▶ [WHAT YOU WILL DO]:
Give every entry again, unchanged, and leave its images out.

(Structured figure records)
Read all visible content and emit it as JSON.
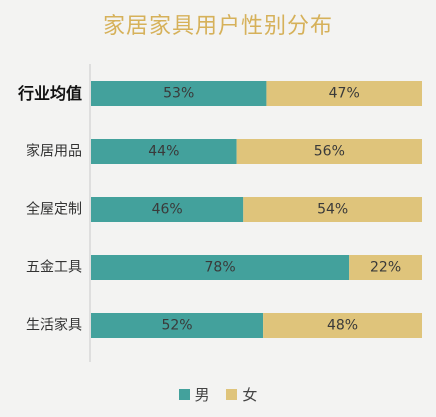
{
  "colors": {
    "male": "#43a19c",
    "female": "#dfc47b",
    "title": "#d6b15a",
    "axis": "#c9c9c9"
  },
  "legend": {
    "male": "男",
    "female": "女"
  },
  "chart_data": {
    "type": "bar",
    "orientation": "horizontal",
    "stacked": true,
    "title": "家居家具用户性别分布",
    "categories": [
      "行业均值",
      "家居用品",
      "全屋定制",
      "五金工具",
      "生活家具"
    ],
    "series": [
      {
        "name": "男",
        "values": [
          53,
          44,
          46,
          78,
          52
        ],
        "labels": [
          "53%",
          "44%",
          "46%",
          "78%",
          "52%"
        ]
      },
      {
        "name": "女",
        "values": [
          47,
          56,
          54,
          22,
          48
        ],
        "labels": [
          "47%",
          "56%",
          "54%",
          "22%",
          "48%"
        ]
      }
    ],
    "xlim": [
      0,
      100
    ],
    "legend_position": "bottom",
    "grid": false
  }
}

▶ [SOLVED EXERCISE]:
Read all visible content and emit it as JSON.
{
  "colors": {
    "male": "#43a19c",
    "female": "#dfc47b",
    "title": "#d6b15a",
    "axis": "#c9c9c9"
  },
  "legend": {
    "male": "男",
    "female": "女"
  },
  "chart_data": {
    "type": "bar",
    "orientation": "horizontal",
    "stacked": true,
    "title": "家居家具用户性别分布",
    "categories": [
      "行业均值",
      "家居用品",
      "全屋定制",
      "五金工具",
      "生活家具"
    ],
    "series": [
      {
        "name": "男",
        "values": [
          53,
          44,
          46,
          78,
          52
        ],
        "labels": [
          "53%",
          "44%",
          "46%",
          "78%",
          "52%"
        ]
      },
      {
        "name": "女",
        "values": [
          47,
          56,
          54,
          22,
          48
        ],
        "labels": [
          "47%",
          "56%",
          "54%",
          "22%",
          "48%"
        ]
      }
    ],
    "xlim": [
      0,
      100
    ],
    "legend_position": "bottom",
    "grid": false
  }
}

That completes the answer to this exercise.